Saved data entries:
..........

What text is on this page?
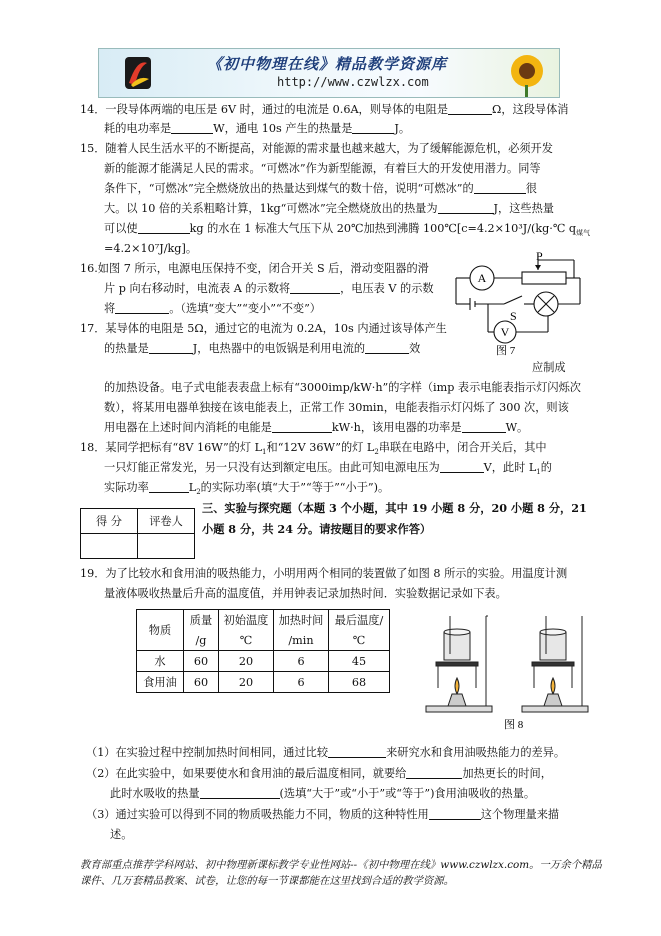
《初中物理在线》精品教学资源库
http://www.czwlzx.com
14．一段导体两端的电压是 6V 时，通过的电流是 0.6A，则导体的电阻是	Ω，这段导体消
耗的电功率是	W，通电 10s 产生的热量是	J。
15．随着人民生活水平的不断提高，对能源的需求量也越来越大，为了缓解能源危机，必须开发
新的能源才能满足人民的需求。“可燃冰”作为新型能源，有着巨大的开发使用潜力。同等
条件下，“可燃冰”完全燃烧放出的热量达到煤气的数十倍，说明“可燃冰”的	很
大。以 10 倍的关系粗略计算，1kg“可燃冰”完全燃烧放出的热量为	J，这些热量
可以使	kg 的水在 1 标准大气压下从 20℃加热到沸腾 100℃[c=4.2×10³J/(kg·℃ $q_{煤气}$
=4.2×10⁷J/kg]。
16.如图 7 所示，电源电压保持不变，闭合开关 S 后，滑动变阻器的滑
片 p 向右移动时，电流表 A 的示数将	，电压表 V 的示数
将	。（选填“变大”“变小”“不变”）
A
P
S
V
图 7
17．某导体的电阻是 5Ω，通过它的电流为 0.2A，10s 内通过该导体产生
的热量是	J，电热器中的电饭锅是利用电流的	效
应制成
的加热设备。电子式电能表表盘上标有“3000imp/kW·h”的字样（imp 表示电能表指示灯闪烁次
数），将某用电器单独接在该电能表上，正常工作 30min，电能表指示灯闪烁了 300 次，则该
用电器在上述时间内消耗的电能是	kW·h，该用电器的功率是	W。
18．某同学把标有“8V 16W”的灯 $L_1$和“12V 36W”的灯 $L_2$串联在电路中，闭合开关后，其中
一只灯能正常发光，另一只没有达到额定电压。由此可知电源电压为	V，此时 $L_1$的
实际功率	$L_2$的实际功率(填“大于”“等于”“小于”)。
得 分	评卷人

三、实验与探究题（本题 3 个小题，其中 19 小题 8 分，20 小题 8 分，21
小题 8 分，共 24 分。请按题目的要求作答）
19．为了比较水和食用油的吸热能力，小明用两个相同的装置做了如图 8 所示的实验。用温度计测
量液体吸收热量后升高的温度值，并用钟表记录加热时间．实验数据记录如下表。
物质	质量	初始温度	加热时间	最后温度/
	/g	℃	/min	℃
水	60	20	6	45
食用油	60	20	6	68
图 8
（1）在实验过程中控制加热时间相同，通过比较	来研究水和食用油吸热能力的差异。
（2）在此实验中，如果要使水和食用油的最后温度相同，就要给	加热更长的时间，
此时水吸收的热量	(选填“大于”或“小于”或“等于”)食用油吸收的热量。
（3）通过实验可以得到不同的物质吸热能力不同，物质的这种特性用	这个物理量来描
述。
教育部重点推荐学科网站、初中物理新课标教学专业性网站--《初中物理在线》www.czwlzx.com。一万余个精品
课件、几万套精品教案、试卷，让您的每一节课都能在这里找到合适的教学资源。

..........

## [WORK TO BE COMPLETED]
Isolate each line of the listing above that includes "czwlzx". Copy it.

## [ANSWER]
http://www.czwlzx.com
教育部重点推荐学科网站、初中物理新课标教学专业性网站--《初中物理在线》www.czwlzx.com。一万余个精品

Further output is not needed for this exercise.